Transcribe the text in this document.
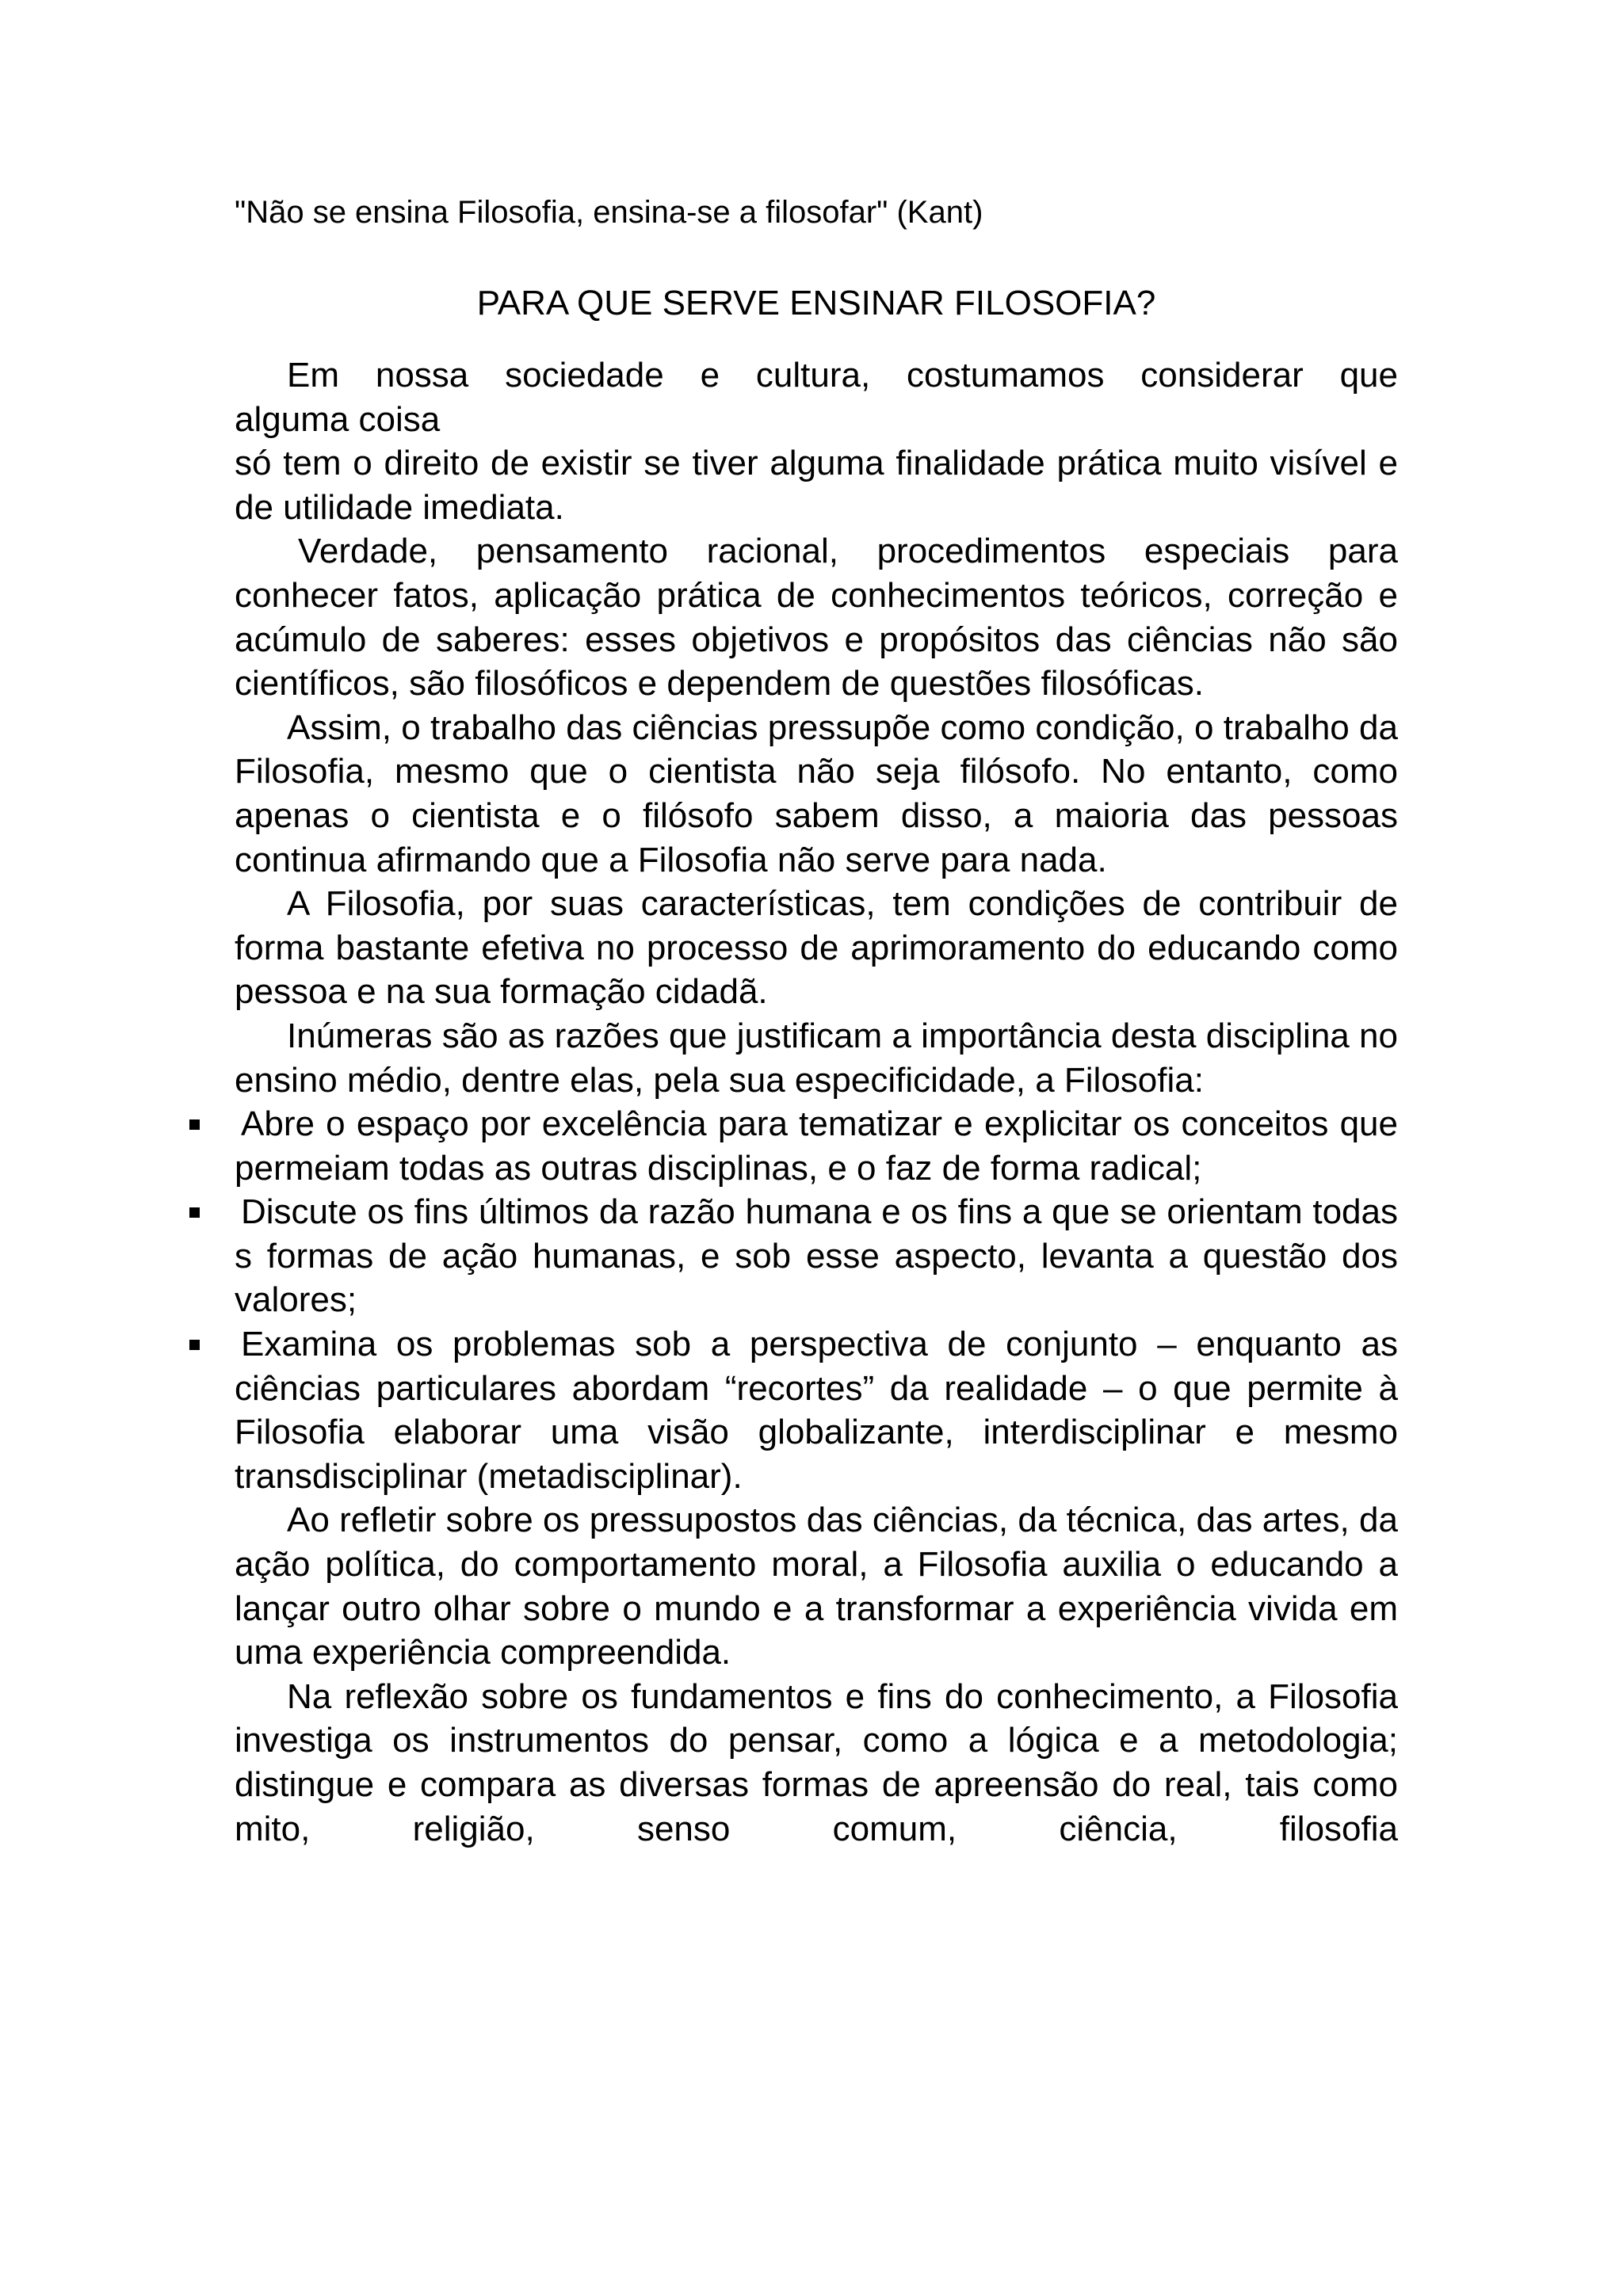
"Não se ensina Filosofia, ensina-se a filosofar" (Kant)

PARA QUE SERVE ENSINAR FILOSOFIA?

Em nossa sociedade e cultura, costumamos considerar que

alguma coisa

só tem o direito de existir se tiver alguma finalidade prática muito visível e de utilidade imediata.

Verdade, pensamento racional, procedimentos especiais para conhecer fatos, aplicação prática de conhecimentos teóricos, correção e acúmulo de saberes: esses objetivos e propósitos das ciências não são científicos, são filosóficos e dependem de questões filosóficas.

Assim, o trabalho das ciências pressupõe como condição, o trabalho da Filosofia, mesmo que o cientista não seja filósofo. No entanto, como apenas o cientista e o filósofo sabem disso, a maioria das pessoas continua afirmando que a Filosofia não serve para nada.

A Filosofia, por suas características, tem condições de contribuir de forma bastante efetiva no processo de aprimoramento do educando como pessoa e na sua formação cidadã.

Inúmeras são as razões que justificam a importância desta disciplina no ensino médio, dentre elas, pela sua especificidade, a Filosofia:

Abre o espaço por excelência para tematizar e explicitar os conceitos que permeiam todas as outras disciplinas, e o faz de forma radical;
Discute os fins últimos da razão humana e os fins a que se orientam todas s formas de ação humanas, e sob esse aspecto, levanta a questão dos valores;
Examina os problemas sob a perspectiva de conjunto – enquanto as ciências particulares abordam “recortes” da realidade – o que permite à Filosofia elaborar uma visão globalizante, interdisciplinar e mesmo transdisciplinar (metadisciplinar).

Ao refletir sobre os pressupostos das ciências, da técnica, das artes, da ação política, do comportamento moral, a Filosofia auxilia o educando a lançar outro olhar sobre o mundo e a transformar a experiência vivida em uma experiência compreendida.

Na reflexão sobre os fundamentos e fins do conhecimento, a Filosofia investiga os instrumentos do pensar, como a lógica e a metodologia; distingue e compara as diversas formas de apreensão do real, tais como mito, religião, senso comum, ciência, filosofia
______
BRIEF: Retype everything in the material word for word, minus pictures.

ANSWER TO THIS PROBLEM:
Transcribe the text in this document.
"Não se ensina Filosofia, ensina-se a filosofar" (Kant)

PARA QUE SERVE ENSINAR FILOSOFIA?

Em nossa sociedade e cultura, costumamos considerar que

alguma coisa

só tem o direito de existir se tiver alguma finalidade prática muito visível e de utilidade imediata.

Verdade, pensamento racional, procedimentos especiais para conhecer fatos, aplicação prática de conhecimentos teóricos, correção e acúmulo de saberes: esses objetivos e propósitos das ciências não são científicos, são filosóficos e dependem de questões filosóficas.

Assim, o trabalho das ciências pressupõe como condição, o trabalho da Filosofia, mesmo que o cientista não seja filósofo. No entanto, como apenas o cientista e o filósofo sabem disso, a maioria das pessoas continua afirmando que a Filosofia não serve para nada.

A Filosofia, por suas características, tem condições de contribuir de forma bastante efetiva no processo de aprimoramento do educando como pessoa e na sua formação cidadã.

Inúmeras são as razões que justificam a importância desta disciplina no ensino médio, dentre elas, pela sua especificidade, a Filosofia:

Abre o espaço por excelência para tematizar e explicitar os conceitos que permeiam todas as outras disciplinas, e o faz de forma radical;
Discute os fins últimos da razão humana e os fins a que se orientam todas s formas de ação humanas, e sob esse aspecto, levanta a questão dos valores;
Examina os problemas sob a perspectiva de conjunto – enquanto as ciências particulares abordam “recortes” da realidade – o que permite à Filosofia elaborar uma visão globalizante, interdisciplinar e mesmo transdisciplinar (metadisciplinar).

Ao refletir sobre os pressupostos das ciências, da técnica, das artes, da ação política, do comportamento moral, a Filosofia auxilia o educando a lançar outro olhar sobre o mundo e a transformar a experiência vivida em uma experiência compreendida.

Na reflexão sobre os fundamentos e fins do conhecimento, a Filosofia investiga os instrumentos do pensar, como a lógica e a metodologia; distingue e compara as diversas formas de apreensão do real, tais como mito, religião, senso comum, ciência, filosofia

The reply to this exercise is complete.